ROWS =
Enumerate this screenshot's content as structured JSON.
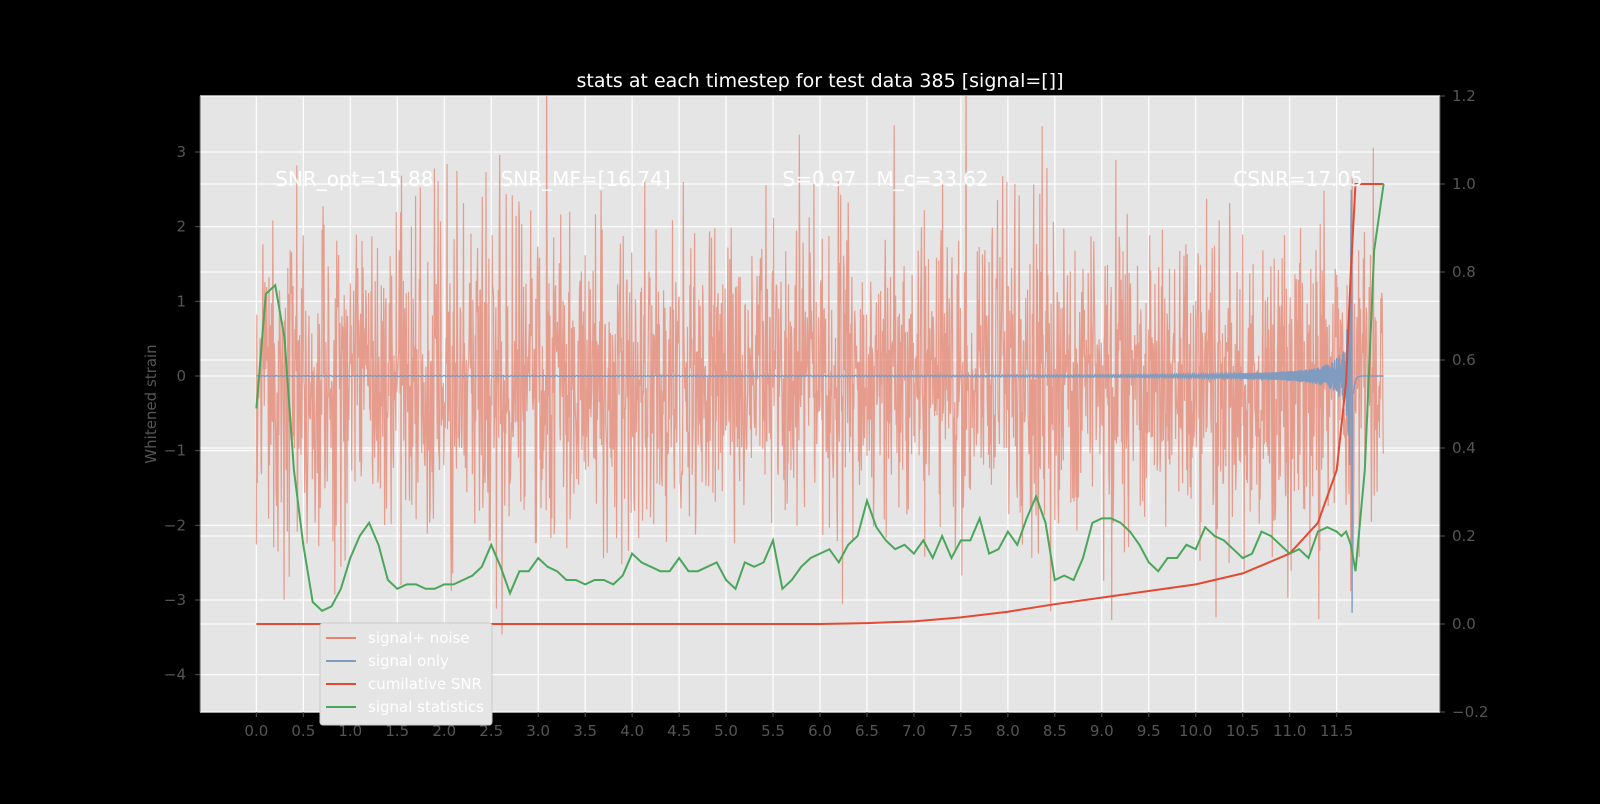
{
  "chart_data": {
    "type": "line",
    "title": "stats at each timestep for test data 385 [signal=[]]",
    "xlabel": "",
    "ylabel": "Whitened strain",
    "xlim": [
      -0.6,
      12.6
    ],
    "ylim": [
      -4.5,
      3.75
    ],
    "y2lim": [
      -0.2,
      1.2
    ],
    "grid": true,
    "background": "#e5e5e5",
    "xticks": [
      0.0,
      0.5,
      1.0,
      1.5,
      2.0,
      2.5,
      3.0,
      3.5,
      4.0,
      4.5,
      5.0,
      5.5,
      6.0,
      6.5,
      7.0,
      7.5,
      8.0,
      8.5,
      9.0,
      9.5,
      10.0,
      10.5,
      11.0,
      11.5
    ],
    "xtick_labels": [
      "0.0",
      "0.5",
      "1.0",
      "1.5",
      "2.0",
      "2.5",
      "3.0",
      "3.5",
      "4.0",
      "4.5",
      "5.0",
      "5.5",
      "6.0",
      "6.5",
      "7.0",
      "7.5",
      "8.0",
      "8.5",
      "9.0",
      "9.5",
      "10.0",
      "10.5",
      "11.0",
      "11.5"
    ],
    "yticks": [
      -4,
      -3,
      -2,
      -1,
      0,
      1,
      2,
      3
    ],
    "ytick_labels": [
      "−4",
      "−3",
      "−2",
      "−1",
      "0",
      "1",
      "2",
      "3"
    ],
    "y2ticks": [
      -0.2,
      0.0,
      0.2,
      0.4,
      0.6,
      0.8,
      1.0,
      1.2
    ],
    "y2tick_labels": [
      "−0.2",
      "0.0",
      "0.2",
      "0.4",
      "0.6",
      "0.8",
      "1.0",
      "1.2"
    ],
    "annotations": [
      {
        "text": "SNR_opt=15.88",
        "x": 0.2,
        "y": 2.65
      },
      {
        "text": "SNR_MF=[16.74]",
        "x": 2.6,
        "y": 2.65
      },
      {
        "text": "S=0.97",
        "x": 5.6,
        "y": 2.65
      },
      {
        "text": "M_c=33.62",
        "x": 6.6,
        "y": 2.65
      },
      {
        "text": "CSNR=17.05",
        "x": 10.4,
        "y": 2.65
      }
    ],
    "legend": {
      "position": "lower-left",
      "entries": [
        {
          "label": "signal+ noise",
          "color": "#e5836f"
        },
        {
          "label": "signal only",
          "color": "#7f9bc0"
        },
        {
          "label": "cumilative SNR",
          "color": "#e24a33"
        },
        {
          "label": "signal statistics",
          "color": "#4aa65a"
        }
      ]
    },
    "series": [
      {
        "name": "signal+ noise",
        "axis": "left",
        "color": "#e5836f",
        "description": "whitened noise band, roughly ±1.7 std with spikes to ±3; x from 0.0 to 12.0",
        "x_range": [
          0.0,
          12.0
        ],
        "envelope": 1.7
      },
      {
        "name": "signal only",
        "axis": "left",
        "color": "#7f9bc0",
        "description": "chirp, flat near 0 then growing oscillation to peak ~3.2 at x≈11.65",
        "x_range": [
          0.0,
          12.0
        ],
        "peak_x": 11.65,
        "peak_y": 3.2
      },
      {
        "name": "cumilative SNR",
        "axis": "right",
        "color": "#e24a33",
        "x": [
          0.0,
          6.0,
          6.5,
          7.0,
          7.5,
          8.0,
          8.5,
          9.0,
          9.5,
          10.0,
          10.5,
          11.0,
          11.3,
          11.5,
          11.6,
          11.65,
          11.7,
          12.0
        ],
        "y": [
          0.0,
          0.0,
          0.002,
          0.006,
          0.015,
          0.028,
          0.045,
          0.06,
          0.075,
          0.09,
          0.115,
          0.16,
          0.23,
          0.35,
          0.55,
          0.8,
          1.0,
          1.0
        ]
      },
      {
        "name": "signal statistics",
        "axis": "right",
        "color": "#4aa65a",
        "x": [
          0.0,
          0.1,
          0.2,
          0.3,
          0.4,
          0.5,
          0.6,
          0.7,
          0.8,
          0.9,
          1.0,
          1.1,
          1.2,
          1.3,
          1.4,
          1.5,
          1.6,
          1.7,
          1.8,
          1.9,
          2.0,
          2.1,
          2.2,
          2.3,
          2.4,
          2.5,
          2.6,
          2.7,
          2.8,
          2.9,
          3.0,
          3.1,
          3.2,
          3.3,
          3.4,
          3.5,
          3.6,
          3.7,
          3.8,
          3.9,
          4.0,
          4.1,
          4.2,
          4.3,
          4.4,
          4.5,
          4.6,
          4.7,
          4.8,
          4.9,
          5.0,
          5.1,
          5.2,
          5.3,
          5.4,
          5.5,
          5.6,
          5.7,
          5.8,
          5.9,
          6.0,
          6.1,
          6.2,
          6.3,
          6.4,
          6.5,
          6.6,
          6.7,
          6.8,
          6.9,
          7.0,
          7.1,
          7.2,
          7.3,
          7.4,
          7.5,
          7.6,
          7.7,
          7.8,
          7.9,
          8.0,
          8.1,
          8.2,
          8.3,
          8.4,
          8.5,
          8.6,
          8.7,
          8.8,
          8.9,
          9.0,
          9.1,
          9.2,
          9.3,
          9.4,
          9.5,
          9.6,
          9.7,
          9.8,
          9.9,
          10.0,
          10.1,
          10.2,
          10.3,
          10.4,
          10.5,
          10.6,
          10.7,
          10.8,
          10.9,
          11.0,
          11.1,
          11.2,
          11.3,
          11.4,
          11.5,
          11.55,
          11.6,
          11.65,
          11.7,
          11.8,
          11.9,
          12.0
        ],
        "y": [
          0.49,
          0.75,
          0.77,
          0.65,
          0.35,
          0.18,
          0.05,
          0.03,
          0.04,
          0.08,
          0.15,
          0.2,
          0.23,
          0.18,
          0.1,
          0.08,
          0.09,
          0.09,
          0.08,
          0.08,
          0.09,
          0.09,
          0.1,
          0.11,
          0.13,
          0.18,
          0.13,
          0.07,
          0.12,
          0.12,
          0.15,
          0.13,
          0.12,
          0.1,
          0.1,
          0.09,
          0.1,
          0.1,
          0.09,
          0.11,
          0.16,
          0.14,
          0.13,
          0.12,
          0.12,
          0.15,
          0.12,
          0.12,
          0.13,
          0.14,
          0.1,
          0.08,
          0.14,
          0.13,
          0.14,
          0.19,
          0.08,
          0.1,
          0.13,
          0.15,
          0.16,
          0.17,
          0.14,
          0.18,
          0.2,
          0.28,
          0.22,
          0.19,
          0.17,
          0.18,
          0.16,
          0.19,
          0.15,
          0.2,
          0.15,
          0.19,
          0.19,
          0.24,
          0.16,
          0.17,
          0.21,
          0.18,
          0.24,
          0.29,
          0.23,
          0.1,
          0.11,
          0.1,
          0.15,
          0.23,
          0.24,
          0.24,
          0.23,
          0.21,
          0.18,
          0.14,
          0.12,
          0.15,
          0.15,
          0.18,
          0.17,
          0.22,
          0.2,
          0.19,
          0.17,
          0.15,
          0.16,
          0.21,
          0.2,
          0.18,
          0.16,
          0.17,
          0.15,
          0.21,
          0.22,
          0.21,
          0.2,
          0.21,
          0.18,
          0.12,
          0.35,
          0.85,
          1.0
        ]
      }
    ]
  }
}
==
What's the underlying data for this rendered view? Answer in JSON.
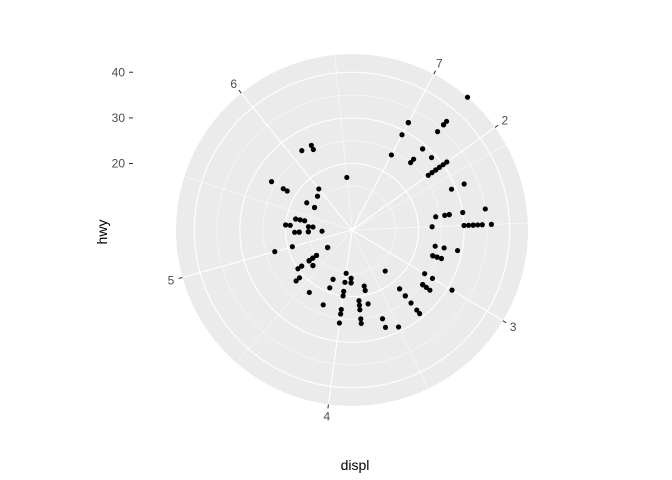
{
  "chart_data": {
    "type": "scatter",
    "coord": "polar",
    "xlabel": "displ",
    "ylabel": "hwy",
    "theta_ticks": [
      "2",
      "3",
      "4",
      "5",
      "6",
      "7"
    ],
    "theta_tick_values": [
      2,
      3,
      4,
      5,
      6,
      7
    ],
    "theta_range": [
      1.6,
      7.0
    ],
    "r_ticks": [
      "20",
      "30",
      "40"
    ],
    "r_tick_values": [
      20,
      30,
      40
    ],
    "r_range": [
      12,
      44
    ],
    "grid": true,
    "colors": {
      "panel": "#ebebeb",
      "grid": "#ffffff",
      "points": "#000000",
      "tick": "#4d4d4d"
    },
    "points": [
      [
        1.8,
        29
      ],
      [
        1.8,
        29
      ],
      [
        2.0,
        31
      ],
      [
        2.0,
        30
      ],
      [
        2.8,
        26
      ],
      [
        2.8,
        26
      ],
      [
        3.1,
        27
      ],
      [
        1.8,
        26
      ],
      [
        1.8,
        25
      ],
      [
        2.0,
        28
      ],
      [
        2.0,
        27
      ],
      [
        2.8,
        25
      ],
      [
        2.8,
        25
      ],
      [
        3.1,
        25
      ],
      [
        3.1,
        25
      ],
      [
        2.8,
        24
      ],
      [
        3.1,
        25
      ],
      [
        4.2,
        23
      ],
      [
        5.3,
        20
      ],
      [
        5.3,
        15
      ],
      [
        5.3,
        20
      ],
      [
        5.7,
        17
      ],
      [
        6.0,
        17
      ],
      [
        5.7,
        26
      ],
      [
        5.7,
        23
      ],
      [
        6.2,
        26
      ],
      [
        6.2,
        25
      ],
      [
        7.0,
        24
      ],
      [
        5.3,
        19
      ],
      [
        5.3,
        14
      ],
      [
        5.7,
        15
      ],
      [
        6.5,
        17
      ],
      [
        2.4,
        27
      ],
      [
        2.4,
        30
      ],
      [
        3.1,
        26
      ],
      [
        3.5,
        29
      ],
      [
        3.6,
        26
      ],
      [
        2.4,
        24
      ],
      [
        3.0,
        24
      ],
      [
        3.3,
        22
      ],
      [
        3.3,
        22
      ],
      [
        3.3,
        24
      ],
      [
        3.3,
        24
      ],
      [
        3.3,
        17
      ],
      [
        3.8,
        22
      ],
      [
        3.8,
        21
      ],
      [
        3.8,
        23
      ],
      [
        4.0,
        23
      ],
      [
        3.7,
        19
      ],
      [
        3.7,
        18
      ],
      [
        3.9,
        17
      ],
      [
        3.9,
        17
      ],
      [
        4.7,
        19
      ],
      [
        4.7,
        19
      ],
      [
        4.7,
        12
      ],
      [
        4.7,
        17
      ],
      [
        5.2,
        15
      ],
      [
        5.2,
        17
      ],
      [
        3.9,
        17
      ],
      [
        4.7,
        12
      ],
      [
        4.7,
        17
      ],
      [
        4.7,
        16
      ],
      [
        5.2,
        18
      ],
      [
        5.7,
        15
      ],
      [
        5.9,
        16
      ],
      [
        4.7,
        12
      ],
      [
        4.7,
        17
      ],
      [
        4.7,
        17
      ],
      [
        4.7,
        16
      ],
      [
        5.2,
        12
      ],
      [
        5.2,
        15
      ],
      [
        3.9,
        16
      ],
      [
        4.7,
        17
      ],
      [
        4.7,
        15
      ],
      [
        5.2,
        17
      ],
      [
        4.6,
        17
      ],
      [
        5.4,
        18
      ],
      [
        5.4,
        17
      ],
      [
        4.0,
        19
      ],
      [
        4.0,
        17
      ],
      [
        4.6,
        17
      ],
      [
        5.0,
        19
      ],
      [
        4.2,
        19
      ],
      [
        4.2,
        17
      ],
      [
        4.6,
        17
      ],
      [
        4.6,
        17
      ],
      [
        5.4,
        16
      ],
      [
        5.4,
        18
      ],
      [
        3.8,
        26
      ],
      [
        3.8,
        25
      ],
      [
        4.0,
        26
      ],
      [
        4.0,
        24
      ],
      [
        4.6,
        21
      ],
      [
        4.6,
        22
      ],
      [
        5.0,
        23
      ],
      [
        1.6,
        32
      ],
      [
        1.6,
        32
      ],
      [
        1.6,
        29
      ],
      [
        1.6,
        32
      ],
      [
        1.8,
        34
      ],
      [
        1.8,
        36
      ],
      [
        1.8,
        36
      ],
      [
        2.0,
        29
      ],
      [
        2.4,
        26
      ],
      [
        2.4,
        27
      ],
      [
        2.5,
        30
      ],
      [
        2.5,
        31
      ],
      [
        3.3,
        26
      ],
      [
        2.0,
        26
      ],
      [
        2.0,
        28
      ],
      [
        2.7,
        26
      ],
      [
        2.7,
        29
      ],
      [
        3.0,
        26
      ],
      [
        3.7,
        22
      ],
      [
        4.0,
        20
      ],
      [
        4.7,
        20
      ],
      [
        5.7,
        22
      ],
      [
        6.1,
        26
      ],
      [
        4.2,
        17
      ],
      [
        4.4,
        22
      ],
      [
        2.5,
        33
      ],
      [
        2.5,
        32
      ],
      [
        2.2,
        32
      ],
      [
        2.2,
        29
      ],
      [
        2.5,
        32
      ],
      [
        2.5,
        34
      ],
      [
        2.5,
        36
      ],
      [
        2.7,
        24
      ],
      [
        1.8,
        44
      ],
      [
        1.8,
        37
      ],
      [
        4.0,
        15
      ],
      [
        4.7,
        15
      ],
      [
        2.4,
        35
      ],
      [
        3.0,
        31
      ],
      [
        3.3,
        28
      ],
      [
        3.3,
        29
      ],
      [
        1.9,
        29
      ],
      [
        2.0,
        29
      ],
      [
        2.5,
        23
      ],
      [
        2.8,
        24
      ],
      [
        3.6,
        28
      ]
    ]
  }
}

CHALLENGE =
Gather each line holding the string "noise".

THE REPLY =
          "label": "signal+ noise",
        "name": "signal+ noise",
        "description": "whitened noise band, roughly ±1.7 std with spikes to ±3; x from 0.0 to 12.0",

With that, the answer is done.